* [To do]: Transcribe the listing in full, excluding any pictures.

Collected data entries
****

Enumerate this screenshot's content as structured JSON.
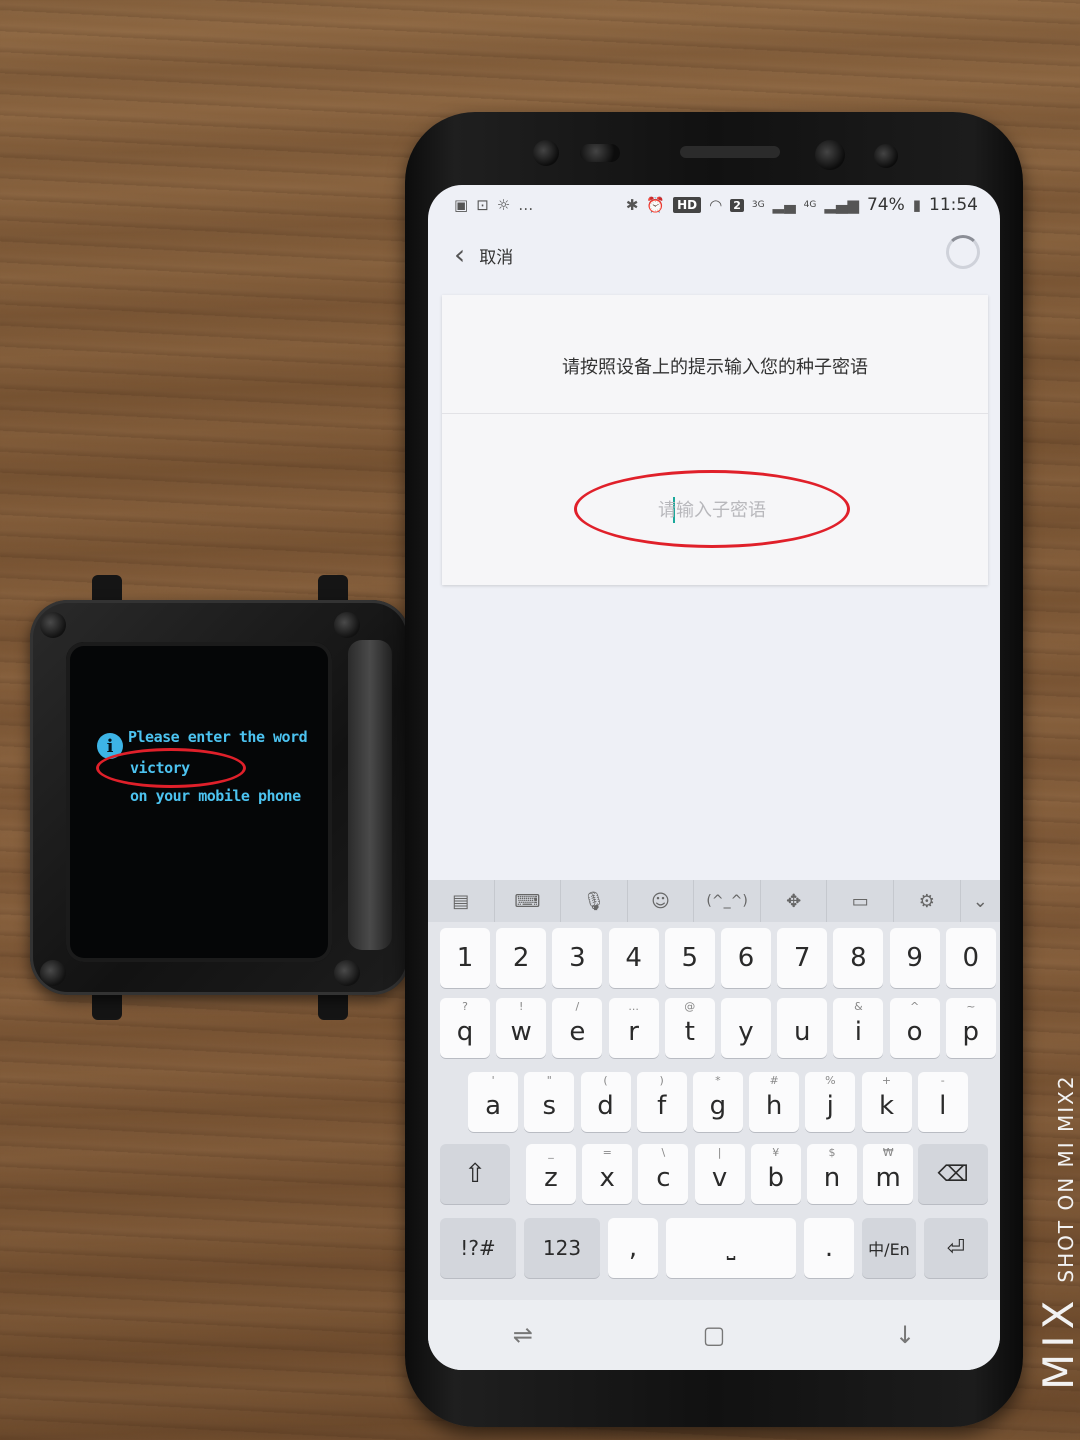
{
  "watch": {
    "line1": "Please enter the word",
    "line2": "victory",
    "line3": "on your mobile phone",
    "info_icon": "info-icon"
  },
  "phone": {
    "status_bar": {
      "left_icons": [
        "image-icon",
        "lock-icon",
        "sun-icon",
        "more-dots-icon"
      ],
      "hd": "HD",
      "sim": "2",
      "net3g": "3G",
      "net4g": "4G",
      "battery": "74%",
      "time": "11:54"
    },
    "header": {
      "cancel_label": "取消"
    },
    "card": {
      "prompt": "请按照设备上的提示输入您的种子密语",
      "input_placeholder": "请输入子密语",
      "input_value": ""
    },
    "keyboard": {
      "toolbar": [
        "clipboard-icon",
        "keyboard-icon",
        "microphone-icon",
        "emoji-icon",
        "(^_^)",
        "move-icon",
        "save-icon",
        "settings-icon",
        "chevron-down-icon"
      ],
      "toolbar_kaomoji": "(^_^)",
      "row_numbers": [
        "1",
        "2",
        "3",
        "4",
        "5",
        "6",
        "7",
        "8",
        "9",
        "0"
      ],
      "row_q": [
        {
          "key": "q",
          "sub": "?"
        },
        {
          "key": "w",
          "sub": "!"
        },
        {
          "key": "e",
          "sub": "/"
        },
        {
          "key": "r",
          "sub": "..."
        },
        {
          "key": "t",
          "sub": "@"
        },
        {
          "key": "y",
          "sub": ""
        },
        {
          "key": "u",
          "sub": ""
        },
        {
          "key": "i",
          "sub": "&"
        },
        {
          "key": "o",
          "sub": "^"
        },
        {
          "key": "p",
          "sub": "~"
        }
      ],
      "row_a": [
        {
          "key": "a",
          "sub": "'"
        },
        {
          "key": "s",
          "sub": "\""
        },
        {
          "key": "d",
          "sub": "("
        },
        {
          "key": "f",
          "sub": ")"
        },
        {
          "key": "g",
          "sub": "*"
        },
        {
          "key": "h",
          "sub": "#"
        },
        {
          "key": "j",
          "sub": "%"
        },
        {
          "key": "k",
          "sub": "+"
        },
        {
          "key": "l",
          "sub": "-"
        }
      ],
      "row_z": [
        {
          "key": "z",
          "sub": "_"
        },
        {
          "key": "x",
          "sub": "="
        },
        {
          "key": "c",
          "sub": "\\"
        },
        {
          "key": "v",
          "sub": "|"
        },
        {
          "key": "b",
          "sub": "¥"
        },
        {
          "key": "n",
          "sub": "$"
        },
        {
          "key": "m",
          "sub": "₩"
        }
      ],
      "shift_icon": "shift-icon",
      "backspace_icon": "backspace-icon",
      "symbols_label": "!?#",
      "numbers_label": "123",
      "comma_label": ",",
      "space_icon": "space-icon",
      "period_label": ".",
      "lang_label": "中/En",
      "enter_icon": "enter-icon"
    },
    "nav_bar": [
      "recents-icon",
      "home-icon",
      "back-icon"
    ]
  },
  "watermark": {
    "brand": "MIX",
    "text": "SHOT ON MI MIX2"
  },
  "colors": {
    "annotation_red": "#e0202a",
    "watch_text": "#4cc3f0",
    "cursor": "#1ba89b"
  }
}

****

* [Solution below]:
Enumerate this screenshot's content as structured JSON.
{
  "watch": {
    "line1": "Please enter the word",
    "line2": "victory",
    "line3": "on your mobile phone",
    "info_icon": "info-icon"
  },
  "phone": {
    "status_bar": {
      "left_icons": [
        "image-icon",
        "lock-icon",
        "sun-icon",
        "more-dots-icon"
      ],
      "hd": "HD",
      "sim": "2",
      "net3g": "3G",
      "net4g": "4G",
      "battery": "74%",
      "time": "11:54"
    },
    "header": {
      "cancel_label": "取消"
    },
    "card": {
      "prompt": "请按照设备上的提示输入您的种子密语",
      "input_placeholder": "请输入子密语",
      "input_value": ""
    },
    "keyboard": {
      "toolbar": [
        "clipboard-icon",
        "keyboard-icon",
        "microphone-icon",
        "emoji-icon",
        "(^_^)",
        "move-icon",
        "save-icon",
        "settings-icon",
        "chevron-down-icon"
      ],
      "toolbar_kaomoji": "(^_^)",
      "row_numbers": [
        "1",
        "2",
        "3",
        "4",
        "5",
        "6",
        "7",
        "8",
        "9",
        "0"
      ],
      "row_q": [
        {
          "key": "q",
          "sub": "?"
        },
        {
          "key": "w",
          "sub": "!"
        },
        {
          "key": "e",
          "sub": "/"
        },
        {
          "key": "r",
          "sub": "..."
        },
        {
          "key": "t",
          "sub": "@"
        },
        {
          "key": "y",
          "sub": ""
        },
        {
          "key": "u",
          "sub": ""
        },
        {
          "key": "i",
          "sub": "&"
        },
        {
          "key": "o",
          "sub": "^"
        },
        {
          "key": "p",
          "sub": "~"
        }
      ],
      "row_a": [
        {
          "key": "a",
          "sub": "'"
        },
        {
          "key": "s",
          "sub": "\""
        },
        {
          "key": "d",
          "sub": "("
        },
        {
          "key": "f",
          "sub": ")"
        },
        {
          "key": "g",
          "sub": "*"
        },
        {
          "key": "h",
          "sub": "#"
        },
        {
          "key": "j",
          "sub": "%"
        },
        {
          "key": "k",
          "sub": "+"
        },
        {
          "key": "l",
          "sub": "-"
        }
      ],
      "row_z": [
        {
          "key": "z",
          "sub": "_"
        },
        {
          "key": "x",
          "sub": "="
        },
        {
          "key": "c",
          "sub": "\\"
        },
        {
          "key": "v",
          "sub": "|"
        },
        {
          "key": "b",
          "sub": "¥"
        },
        {
          "key": "n",
          "sub": "$"
        },
        {
          "key": "m",
          "sub": "₩"
        }
      ],
      "shift_icon": "shift-icon",
      "backspace_icon": "backspace-icon",
      "symbols_label": "!?#",
      "numbers_label": "123",
      "comma_label": ",",
      "space_icon": "space-icon",
      "period_label": ".",
      "lang_label": "中/En",
      "enter_icon": "enter-icon"
    },
    "nav_bar": [
      "recents-icon",
      "home-icon",
      "back-icon"
    ]
  },
  "watermark": {
    "brand": "MIX",
    "text": "SHOT ON MI MIX2"
  },
  "colors": {
    "annotation_red": "#e0202a",
    "watch_text": "#4cc3f0",
    "cursor": "#1ba89b"
  }
}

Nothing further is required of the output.